Written problem: Print the records below word for word, but leave out the pictures.

Records from a dataset:
↓↓↓

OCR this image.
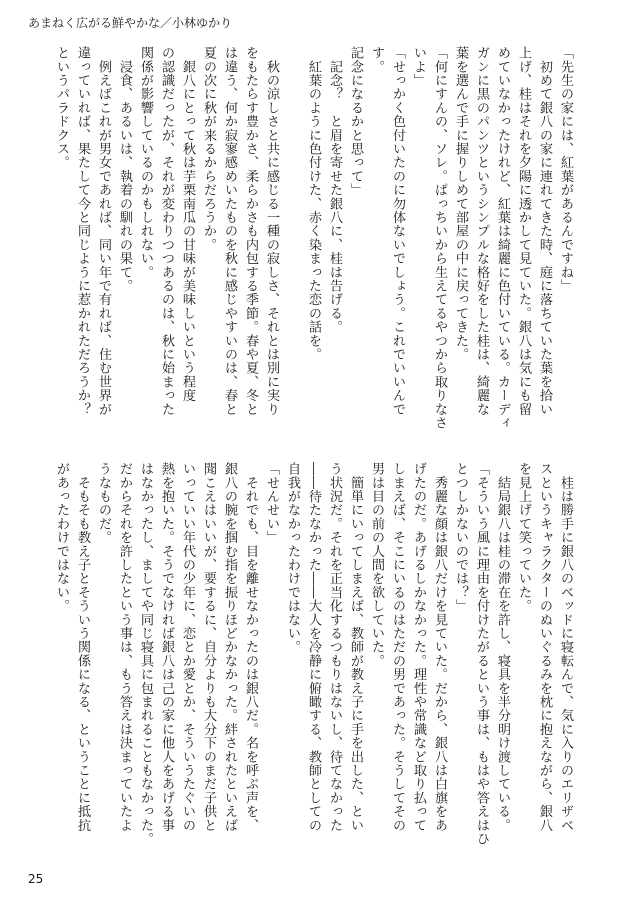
あまねく広がる鮮やかな／小林ゆかり

「先生の家には、紅葉があるんですね」

　初めて銀八の家に連れてきた時、庭に落ちていた葉を拾い

上げ、桂はそれを夕陽に透かして見ていた。銀八は気にも留

めていなかったけれど、紅葉は綺麗に色付いている。カーディ

ガンに黒のパンツというシンプルな格好をした桂は、綺麗な

葉を選んで手に握りしめて部屋の中に戻ってきた。

「何にすんの、ソレ。ぱっちいから生えてるやつから取りなさ

いよ」

「せっかく色付いたのに勿体ないでしょう。これでいいんです。

記念になるかと思って」

　記念？　と眉を寄せた銀八に、桂は告げる。

　紅葉のように色付けた、赤く染まった恋の話を。

　秋の涼しさと共に感じる一種の寂しさ、それとは別に実り

をもたらす豊かさ、柔らかさも内包する季節。春や夏、冬と

は違う、何か寂寥感めいたものを秋に感じやすいのは、春と

夏の次に秋が来るからだろうか。

　銀八にとって秋は芋栗南瓜の甘味が美味しいという程度

の認識だったが、それが変わりつつあるのは、秋に始まった

関係が影響しているのかもしれない。

　浸食、あるいは、執着の馴れの果て。

　例えばこれが男女であれば、同い年で有れば、住む世界が

違っていれば、果たして今と同じように惹かれただろうか？

というパラドクス。

　桂は勝手に銀八のベッドに寝転んで、気に入りのエリザベ

スというキャラクターのぬいぐるみを枕に抱えながら、銀八

を見上げて笑っていた。

　結局銀八は桂の滞在を許し、寝具を半分明け渡している。

「そういう風に理由を付けたがるという事は、もはや答えはひ

とつしかないのでは？」

　秀麗な顔は銀八だけを見ていた。だから、銀八は白旗をあ

げたのだ。あげるしかなかった。理性や常識など取り払って

しまえば、そこにいるのはただの男であった。そうしてその

男は目の前の人間を欲していた。

　簡単にいってしまえば、教師が教え子に手を出した、とい

う状況だ。それを正当化するつもりはないし、待てなかった

――待たなかった――大人を冷静に俯瞰する、教師としての

自我がなかったわけではない。

「せんせい」

　それでも、目を離せなかったのは銀八だ。名を呼ぶ声を、

銀八の腕を掴む指を振りほどかなかった。絆されたといえば

聞こえはいいが、要するに、自分よりも大分下のまだ子供と

いっていい年代の少年に、恋とか愛とか、そういうたぐいの

熱を抱いた。そうでなければ銀八は己の家に他人をあげる事

はなかったし、ましてや同じ寝具に包まれることもなかった。

だからそれを許したという事は、もう答えは決まっていたよ

うなものだ。

　そもそも教え子とそういう関係になる、ということに抵抗

があったわけではない。

25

↑↑↑

Worked solution:
OCR this image.
あまねく広がる鮮やかな／小林ゆかり

「先生の家には、紅葉があるんですね」

　初めて銀八の家に連れてきた時、庭に落ちていた葉を拾い

上げ、桂はそれを夕陽に透かして見ていた。銀八は気にも留

めていなかったけれど、紅葉は綺麗に色付いている。カーディ

ガンに黒のパンツというシンプルな格好をした桂は、綺麗な

葉を選んで手に握りしめて部屋の中に戻ってきた。

「何にすんの、ソレ。ぱっちいから生えてるやつから取りなさ

いよ」

「せっかく色付いたのに勿体ないでしょう。これでいいんです。

記念になるかと思って」

　記念？　と眉を寄せた銀八に、桂は告げる。

　紅葉のように色付けた、赤く染まった恋の話を。

　秋の涼しさと共に感じる一種の寂しさ、それとは別に実り

をもたらす豊かさ、柔らかさも内包する季節。春や夏、冬と

は違う、何か寂寥感めいたものを秋に感じやすいのは、春と

夏の次に秋が来るからだろうか。

　銀八にとって秋は芋栗南瓜の甘味が美味しいという程度

の認識だったが、それが変わりつつあるのは、秋に始まった

関係が影響しているのかもしれない。

　浸食、あるいは、執着の馴れの果て。

　例えばこれが男女であれば、同い年で有れば、住む世界が

違っていれば、果たして今と同じように惹かれただろうか？

というパラドクス。

　桂は勝手に銀八のベッドに寝転んで、気に入りのエリザベ

スというキャラクターのぬいぐるみを枕に抱えながら、銀八

を見上げて笑っていた。

　結局銀八は桂の滞在を許し、寝具を半分明け渡している。

「そういう風に理由を付けたがるという事は、もはや答えはひ

とつしかないのでは？」

　秀麗な顔は銀八だけを見ていた。だから、銀八は白旗をあ

げたのだ。あげるしかなかった。理性や常識など取り払って

しまえば、そこにいるのはただの男であった。そうしてその

男は目の前の人間を欲していた。

　簡単にいってしまえば、教師が教え子に手を出した、とい

う状況だ。それを正当化するつもりはないし、待てなかった

――待たなかった――大人を冷静に俯瞰する、教師としての

自我がなかったわけではない。

「せんせい」

　それでも、目を離せなかったのは銀八だ。名を呼ぶ声を、

銀八の腕を掴む指を振りほどかなかった。絆されたといえば

聞こえはいいが、要するに、自分よりも大分下のまだ子供と

いっていい年代の少年に、恋とか愛とか、そういうたぐいの

熱を抱いた。そうでなければ銀八は己の家に他人をあげる事

はなかったし、ましてや同じ寝具に包まれることもなかった。

だからそれを許したという事は、もう答えは決まっていたよ

うなものだ。

　そもそも教え子とそういう関係になる、ということに抵抗

があったわけではない。

25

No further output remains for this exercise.